WHAT THIS TASK INVOLVES: Below are some records. Pull every line that contains the word "have".

DATA EXTRACT:
begin
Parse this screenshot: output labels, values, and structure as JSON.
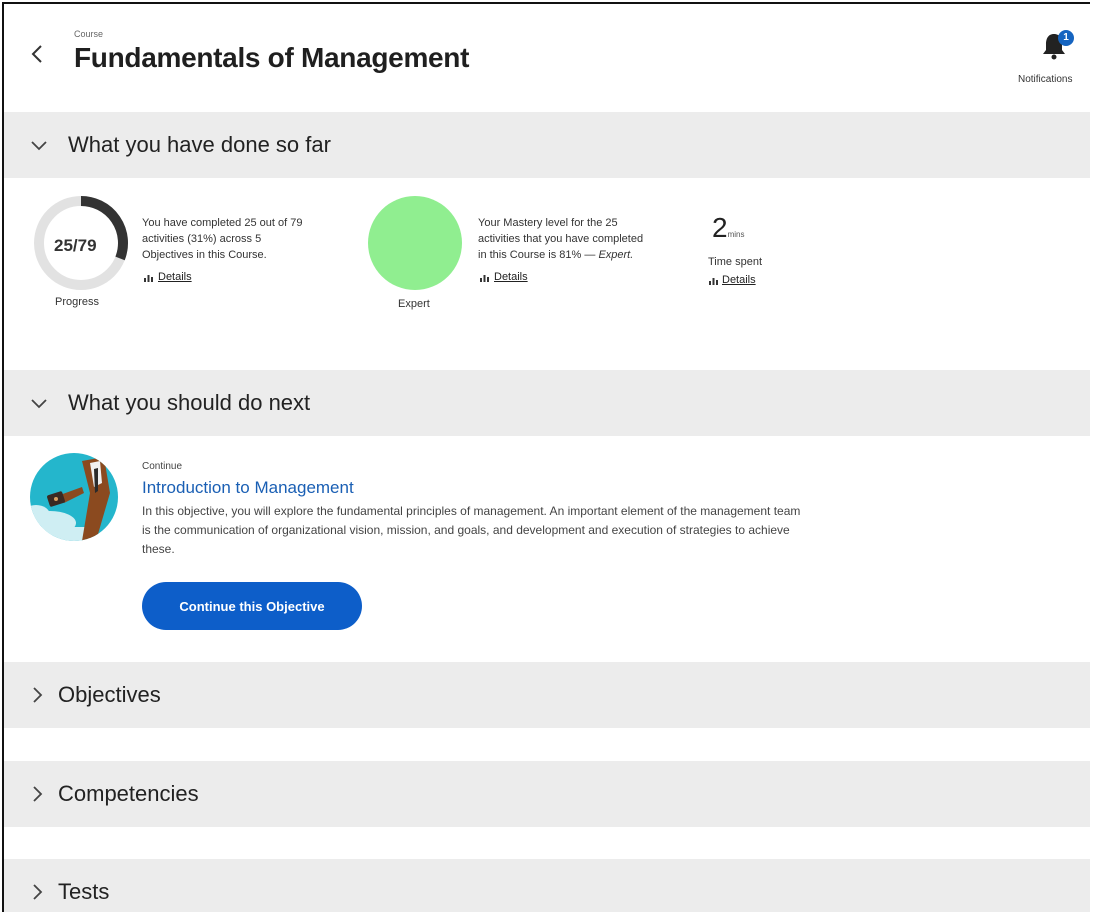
{
  "header": {
    "course_label": "Course",
    "title": "Fundamentals of Management",
    "notifications_label": "Notifications",
    "notifications_count": "1"
  },
  "sections": {
    "done": {
      "title": "What you have done so far"
    },
    "next": {
      "title": "What you should do next"
    },
    "objectives": {
      "title": "Objectives"
    },
    "competencies": {
      "title": "Competencies"
    },
    "tests": {
      "title": "Tests"
    }
  },
  "progress": {
    "value_text": "25/79",
    "fraction": 0.31,
    "caption": "Progress",
    "description_lines": [
      "You have completed 25 out of 79",
      "activities (31%) across 5",
      "Objectives in this Course."
    ],
    "details_label": "Details"
  },
  "mastery": {
    "caption": "Expert",
    "color": "#90ee90",
    "description_lines": [
      "Your Mastery level for the 25",
      "activities that you have completed",
      "in this Course is 81% — "
    ],
    "level_italic": "Expert.",
    "details_label": "Details"
  },
  "time": {
    "value": "2",
    "unit": "mins",
    "caption": "Time spent",
    "details_label": "Details"
  },
  "next": {
    "continue_label": "Continue",
    "objective_title": "Introduction to Management",
    "description": "In this objective, you will explore the fundamental principles of management. An important element of the management team is the communication of organizational vision, mission, and goals, and development and execution of strategies to achieve these.",
    "button_label": "Continue this Objective"
  },
  "colors": {
    "accent": "#0d5ec9",
    "link": "#1a5fb4",
    "section_bg": "#ececec"
  }
}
end
ANSWER TO THE EXERCISE:
      "title": "What you have done so far"
      "You have completed 25 out of 79",
      "activities that you have completed",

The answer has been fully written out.